*** Record list
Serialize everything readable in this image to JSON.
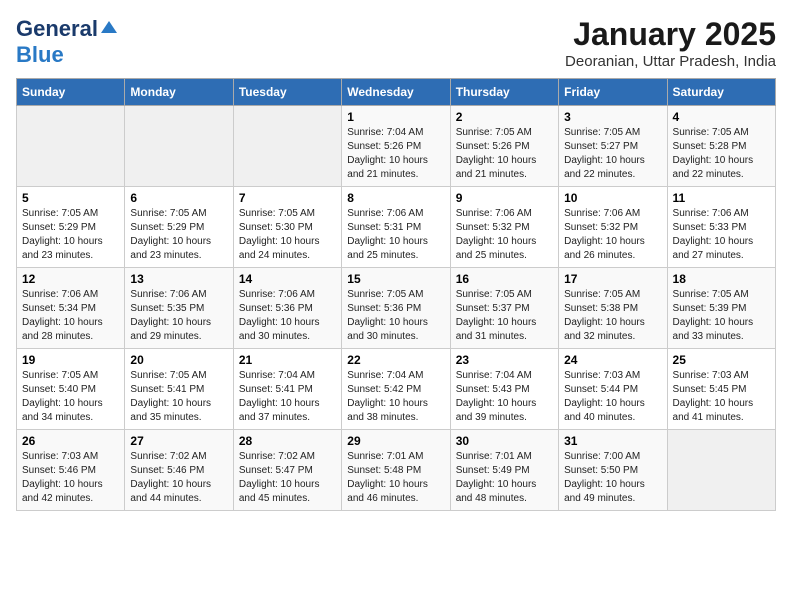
{
  "header": {
    "logo_line1": "General",
    "logo_line2": "Blue",
    "title": "January 2025",
    "subtitle": "Deoranian, Uttar Pradesh, India"
  },
  "days_of_week": [
    "Sunday",
    "Monday",
    "Tuesday",
    "Wednesday",
    "Thursday",
    "Friday",
    "Saturday"
  ],
  "weeks": [
    [
      {
        "day": "",
        "info": ""
      },
      {
        "day": "",
        "info": ""
      },
      {
        "day": "",
        "info": ""
      },
      {
        "day": "1",
        "info": "Sunrise: 7:04 AM\nSunset: 5:26 PM\nDaylight: 10 hours\nand 21 minutes."
      },
      {
        "day": "2",
        "info": "Sunrise: 7:05 AM\nSunset: 5:26 PM\nDaylight: 10 hours\nand 21 minutes."
      },
      {
        "day": "3",
        "info": "Sunrise: 7:05 AM\nSunset: 5:27 PM\nDaylight: 10 hours\nand 22 minutes."
      },
      {
        "day": "4",
        "info": "Sunrise: 7:05 AM\nSunset: 5:28 PM\nDaylight: 10 hours\nand 22 minutes."
      }
    ],
    [
      {
        "day": "5",
        "info": "Sunrise: 7:05 AM\nSunset: 5:29 PM\nDaylight: 10 hours\nand 23 minutes."
      },
      {
        "day": "6",
        "info": "Sunrise: 7:05 AM\nSunset: 5:29 PM\nDaylight: 10 hours\nand 23 minutes."
      },
      {
        "day": "7",
        "info": "Sunrise: 7:05 AM\nSunset: 5:30 PM\nDaylight: 10 hours\nand 24 minutes."
      },
      {
        "day": "8",
        "info": "Sunrise: 7:06 AM\nSunset: 5:31 PM\nDaylight: 10 hours\nand 25 minutes."
      },
      {
        "day": "9",
        "info": "Sunrise: 7:06 AM\nSunset: 5:32 PM\nDaylight: 10 hours\nand 25 minutes."
      },
      {
        "day": "10",
        "info": "Sunrise: 7:06 AM\nSunset: 5:32 PM\nDaylight: 10 hours\nand 26 minutes."
      },
      {
        "day": "11",
        "info": "Sunrise: 7:06 AM\nSunset: 5:33 PM\nDaylight: 10 hours\nand 27 minutes."
      }
    ],
    [
      {
        "day": "12",
        "info": "Sunrise: 7:06 AM\nSunset: 5:34 PM\nDaylight: 10 hours\nand 28 minutes."
      },
      {
        "day": "13",
        "info": "Sunrise: 7:06 AM\nSunset: 5:35 PM\nDaylight: 10 hours\nand 29 minutes."
      },
      {
        "day": "14",
        "info": "Sunrise: 7:06 AM\nSunset: 5:36 PM\nDaylight: 10 hours\nand 30 minutes."
      },
      {
        "day": "15",
        "info": "Sunrise: 7:05 AM\nSunset: 5:36 PM\nDaylight: 10 hours\nand 30 minutes."
      },
      {
        "day": "16",
        "info": "Sunrise: 7:05 AM\nSunset: 5:37 PM\nDaylight: 10 hours\nand 31 minutes."
      },
      {
        "day": "17",
        "info": "Sunrise: 7:05 AM\nSunset: 5:38 PM\nDaylight: 10 hours\nand 32 minutes."
      },
      {
        "day": "18",
        "info": "Sunrise: 7:05 AM\nSunset: 5:39 PM\nDaylight: 10 hours\nand 33 minutes."
      }
    ],
    [
      {
        "day": "19",
        "info": "Sunrise: 7:05 AM\nSunset: 5:40 PM\nDaylight: 10 hours\nand 34 minutes."
      },
      {
        "day": "20",
        "info": "Sunrise: 7:05 AM\nSunset: 5:41 PM\nDaylight: 10 hours\nand 35 minutes."
      },
      {
        "day": "21",
        "info": "Sunrise: 7:04 AM\nSunset: 5:41 PM\nDaylight: 10 hours\nand 37 minutes."
      },
      {
        "day": "22",
        "info": "Sunrise: 7:04 AM\nSunset: 5:42 PM\nDaylight: 10 hours\nand 38 minutes."
      },
      {
        "day": "23",
        "info": "Sunrise: 7:04 AM\nSunset: 5:43 PM\nDaylight: 10 hours\nand 39 minutes."
      },
      {
        "day": "24",
        "info": "Sunrise: 7:03 AM\nSunset: 5:44 PM\nDaylight: 10 hours\nand 40 minutes."
      },
      {
        "day": "25",
        "info": "Sunrise: 7:03 AM\nSunset: 5:45 PM\nDaylight: 10 hours\nand 41 minutes."
      }
    ],
    [
      {
        "day": "26",
        "info": "Sunrise: 7:03 AM\nSunset: 5:46 PM\nDaylight: 10 hours\nand 42 minutes."
      },
      {
        "day": "27",
        "info": "Sunrise: 7:02 AM\nSunset: 5:46 PM\nDaylight: 10 hours\nand 44 minutes."
      },
      {
        "day": "28",
        "info": "Sunrise: 7:02 AM\nSunset: 5:47 PM\nDaylight: 10 hours\nand 45 minutes."
      },
      {
        "day": "29",
        "info": "Sunrise: 7:01 AM\nSunset: 5:48 PM\nDaylight: 10 hours\nand 46 minutes."
      },
      {
        "day": "30",
        "info": "Sunrise: 7:01 AM\nSunset: 5:49 PM\nDaylight: 10 hours\nand 48 minutes."
      },
      {
        "day": "31",
        "info": "Sunrise: 7:00 AM\nSunset: 5:50 PM\nDaylight: 10 hours\nand 49 minutes."
      },
      {
        "day": "",
        "info": ""
      }
    ]
  ]
}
******
**Given problem**
Quote the records above in full, dropping each picture.

**Final answer**
Serialize everything readable in this image to JSON.
{
  "header": {
    "logo_line1": "General",
    "logo_line2": "Blue",
    "title": "January 2025",
    "subtitle": "Deoranian, Uttar Pradesh, India"
  },
  "days_of_week": [
    "Sunday",
    "Monday",
    "Tuesday",
    "Wednesday",
    "Thursday",
    "Friday",
    "Saturday"
  ],
  "weeks": [
    [
      {
        "day": "",
        "info": ""
      },
      {
        "day": "",
        "info": ""
      },
      {
        "day": "",
        "info": ""
      },
      {
        "day": "1",
        "info": "Sunrise: 7:04 AM\nSunset: 5:26 PM\nDaylight: 10 hours\nand 21 minutes."
      },
      {
        "day": "2",
        "info": "Sunrise: 7:05 AM\nSunset: 5:26 PM\nDaylight: 10 hours\nand 21 minutes."
      },
      {
        "day": "3",
        "info": "Sunrise: 7:05 AM\nSunset: 5:27 PM\nDaylight: 10 hours\nand 22 minutes."
      },
      {
        "day": "4",
        "info": "Sunrise: 7:05 AM\nSunset: 5:28 PM\nDaylight: 10 hours\nand 22 minutes."
      }
    ],
    [
      {
        "day": "5",
        "info": "Sunrise: 7:05 AM\nSunset: 5:29 PM\nDaylight: 10 hours\nand 23 minutes."
      },
      {
        "day": "6",
        "info": "Sunrise: 7:05 AM\nSunset: 5:29 PM\nDaylight: 10 hours\nand 23 minutes."
      },
      {
        "day": "7",
        "info": "Sunrise: 7:05 AM\nSunset: 5:30 PM\nDaylight: 10 hours\nand 24 minutes."
      },
      {
        "day": "8",
        "info": "Sunrise: 7:06 AM\nSunset: 5:31 PM\nDaylight: 10 hours\nand 25 minutes."
      },
      {
        "day": "9",
        "info": "Sunrise: 7:06 AM\nSunset: 5:32 PM\nDaylight: 10 hours\nand 25 minutes."
      },
      {
        "day": "10",
        "info": "Sunrise: 7:06 AM\nSunset: 5:32 PM\nDaylight: 10 hours\nand 26 minutes."
      },
      {
        "day": "11",
        "info": "Sunrise: 7:06 AM\nSunset: 5:33 PM\nDaylight: 10 hours\nand 27 minutes."
      }
    ],
    [
      {
        "day": "12",
        "info": "Sunrise: 7:06 AM\nSunset: 5:34 PM\nDaylight: 10 hours\nand 28 minutes."
      },
      {
        "day": "13",
        "info": "Sunrise: 7:06 AM\nSunset: 5:35 PM\nDaylight: 10 hours\nand 29 minutes."
      },
      {
        "day": "14",
        "info": "Sunrise: 7:06 AM\nSunset: 5:36 PM\nDaylight: 10 hours\nand 30 minutes."
      },
      {
        "day": "15",
        "info": "Sunrise: 7:05 AM\nSunset: 5:36 PM\nDaylight: 10 hours\nand 30 minutes."
      },
      {
        "day": "16",
        "info": "Sunrise: 7:05 AM\nSunset: 5:37 PM\nDaylight: 10 hours\nand 31 minutes."
      },
      {
        "day": "17",
        "info": "Sunrise: 7:05 AM\nSunset: 5:38 PM\nDaylight: 10 hours\nand 32 minutes."
      },
      {
        "day": "18",
        "info": "Sunrise: 7:05 AM\nSunset: 5:39 PM\nDaylight: 10 hours\nand 33 minutes."
      }
    ],
    [
      {
        "day": "19",
        "info": "Sunrise: 7:05 AM\nSunset: 5:40 PM\nDaylight: 10 hours\nand 34 minutes."
      },
      {
        "day": "20",
        "info": "Sunrise: 7:05 AM\nSunset: 5:41 PM\nDaylight: 10 hours\nand 35 minutes."
      },
      {
        "day": "21",
        "info": "Sunrise: 7:04 AM\nSunset: 5:41 PM\nDaylight: 10 hours\nand 37 minutes."
      },
      {
        "day": "22",
        "info": "Sunrise: 7:04 AM\nSunset: 5:42 PM\nDaylight: 10 hours\nand 38 minutes."
      },
      {
        "day": "23",
        "info": "Sunrise: 7:04 AM\nSunset: 5:43 PM\nDaylight: 10 hours\nand 39 minutes."
      },
      {
        "day": "24",
        "info": "Sunrise: 7:03 AM\nSunset: 5:44 PM\nDaylight: 10 hours\nand 40 minutes."
      },
      {
        "day": "25",
        "info": "Sunrise: 7:03 AM\nSunset: 5:45 PM\nDaylight: 10 hours\nand 41 minutes."
      }
    ],
    [
      {
        "day": "26",
        "info": "Sunrise: 7:03 AM\nSunset: 5:46 PM\nDaylight: 10 hours\nand 42 minutes."
      },
      {
        "day": "27",
        "info": "Sunrise: 7:02 AM\nSunset: 5:46 PM\nDaylight: 10 hours\nand 44 minutes."
      },
      {
        "day": "28",
        "info": "Sunrise: 7:02 AM\nSunset: 5:47 PM\nDaylight: 10 hours\nand 45 minutes."
      },
      {
        "day": "29",
        "info": "Sunrise: 7:01 AM\nSunset: 5:48 PM\nDaylight: 10 hours\nand 46 minutes."
      },
      {
        "day": "30",
        "info": "Sunrise: 7:01 AM\nSunset: 5:49 PM\nDaylight: 10 hours\nand 48 minutes."
      },
      {
        "day": "31",
        "info": "Sunrise: 7:00 AM\nSunset: 5:50 PM\nDaylight: 10 hours\nand 49 minutes."
      },
      {
        "day": "",
        "info": ""
      }
    ]
  ]
}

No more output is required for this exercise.